╭──

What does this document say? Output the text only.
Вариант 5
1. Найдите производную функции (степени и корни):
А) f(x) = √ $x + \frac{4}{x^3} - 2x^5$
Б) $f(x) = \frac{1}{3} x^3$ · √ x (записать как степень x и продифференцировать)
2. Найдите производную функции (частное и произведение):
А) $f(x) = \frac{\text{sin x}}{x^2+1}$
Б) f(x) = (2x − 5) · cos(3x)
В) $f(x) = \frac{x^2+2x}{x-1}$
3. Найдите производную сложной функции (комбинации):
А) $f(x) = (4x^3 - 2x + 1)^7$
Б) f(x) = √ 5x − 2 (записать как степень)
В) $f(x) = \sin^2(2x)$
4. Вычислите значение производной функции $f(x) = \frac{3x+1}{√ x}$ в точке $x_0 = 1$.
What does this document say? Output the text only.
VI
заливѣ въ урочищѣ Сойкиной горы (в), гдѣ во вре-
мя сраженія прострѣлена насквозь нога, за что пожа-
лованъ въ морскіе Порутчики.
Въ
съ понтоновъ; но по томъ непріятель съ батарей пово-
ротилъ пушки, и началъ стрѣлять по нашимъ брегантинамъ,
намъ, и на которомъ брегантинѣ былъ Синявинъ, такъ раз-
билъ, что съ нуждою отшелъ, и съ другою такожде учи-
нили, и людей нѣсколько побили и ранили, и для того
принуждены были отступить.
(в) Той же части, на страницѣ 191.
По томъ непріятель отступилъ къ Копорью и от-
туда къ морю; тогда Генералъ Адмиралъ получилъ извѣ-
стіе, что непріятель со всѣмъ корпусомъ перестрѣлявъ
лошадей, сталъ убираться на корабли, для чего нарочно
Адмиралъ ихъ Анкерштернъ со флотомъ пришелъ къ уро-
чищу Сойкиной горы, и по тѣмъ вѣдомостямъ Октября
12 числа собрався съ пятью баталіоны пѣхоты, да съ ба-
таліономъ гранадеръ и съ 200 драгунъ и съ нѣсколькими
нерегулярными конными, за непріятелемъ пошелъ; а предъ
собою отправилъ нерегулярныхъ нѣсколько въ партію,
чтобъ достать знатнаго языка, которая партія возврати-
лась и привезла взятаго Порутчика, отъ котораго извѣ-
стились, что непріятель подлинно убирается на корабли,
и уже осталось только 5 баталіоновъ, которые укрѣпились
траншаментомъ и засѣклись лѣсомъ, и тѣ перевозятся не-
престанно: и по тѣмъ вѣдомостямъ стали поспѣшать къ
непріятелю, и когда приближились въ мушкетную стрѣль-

╰──

- [Work to be completed]
Each record above should be returned exactly as it appears.

- [Reply]
What does this document say? Output the text only.
Вариант 5
1. Найдите производную функции (степени и корни):
А) f(x) = √ $x + \frac{4}{x^3} - 2x^5$
Б) $f(x) = \frac{1}{3} x^3$ · √ x (записать как степень x и продифференцировать)
2. Найдите производную функции (частное и произведение):
А) $f(x) = \frac{\text{sin x}}{x^2+1}$
Б) f(x) = (2x − 5) · cos(3x)
В) $f(x) = \frac{x^2+2x}{x-1}$
3. Найдите производную сложной функции (комбинации):
А) $f(x) = (4x^3 - 2x + 1)^7$
Б) f(x) = √ 5x − 2 (записать как степень)
В) $f(x) = \sin^2(2x)$
4. Вычислите значение производной функции $f(x) = \frac{3x+1}{√ x}$ в точке $x_0 = 1$.
What does this document say? Output the text only.
VI
заливѣ въ урочищѣ Сойкиной горы (в), гдѣ во вре-
мя сраженія прострѣлена насквозь нога, за что пожа-
лованъ въ морскіе Порутчики.
Въ
съ понтоновъ; но по томъ непріятель съ батарей пово-
ротилъ пушки, и началъ стрѣлять по нашимъ брегантинамъ,
намъ, и на которомъ брегантинѣ былъ Синявинъ, такъ раз-
билъ, что съ нуждою отшелъ, и съ другою такожде учи-
нили, и людей нѣсколько побили и ранили, и для того
принуждены были отступить.
(в) Той же части, на страницѣ 191.
По томъ непріятель отступилъ къ Копорью и от-
туда къ морю; тогда Генералъ Адмиралъ получилъ извѣ-
стіе, что непріятель со всѣмъ корпусомъ перестрѣлявъ
лошадей, сталъ убираться на корабли, для чего нарочно
Адмиралъ ихъ Анкерштернъ со флотомъ пришелъ къ уро-
чищу Сойкиной горы, и по тѣмъ вѣдомостямъ Октября
12 числа собрався съ пятью баталіоны пѣхоты, да съ ба-
таліономъ гранадеръ и съ 200 драгунъ и съ нѣсколькими
нерегулярными конными, за непріятелемъ пошелъ; а предъ
собою отправилъ нерегулярныхъ нѣсколько въ партію,
чтобъ достать знатнаго языка, которая партія возврати-
лась и привезла взятаго Порутчика, отъ котораго извѣ-
стились, что непріятель подлинно убирается на корабли,
и уже осталось только 5 баталіоновъ, которые укрѣпились
траншаментомъ и засѣклись лѣсомъ, и тѣ перевозятся не-
престанно: и по тѣмъ вѣдомостямъ стали поспѣшать къ
непріятелю, и когда приближились въ мушкетную стрѣль-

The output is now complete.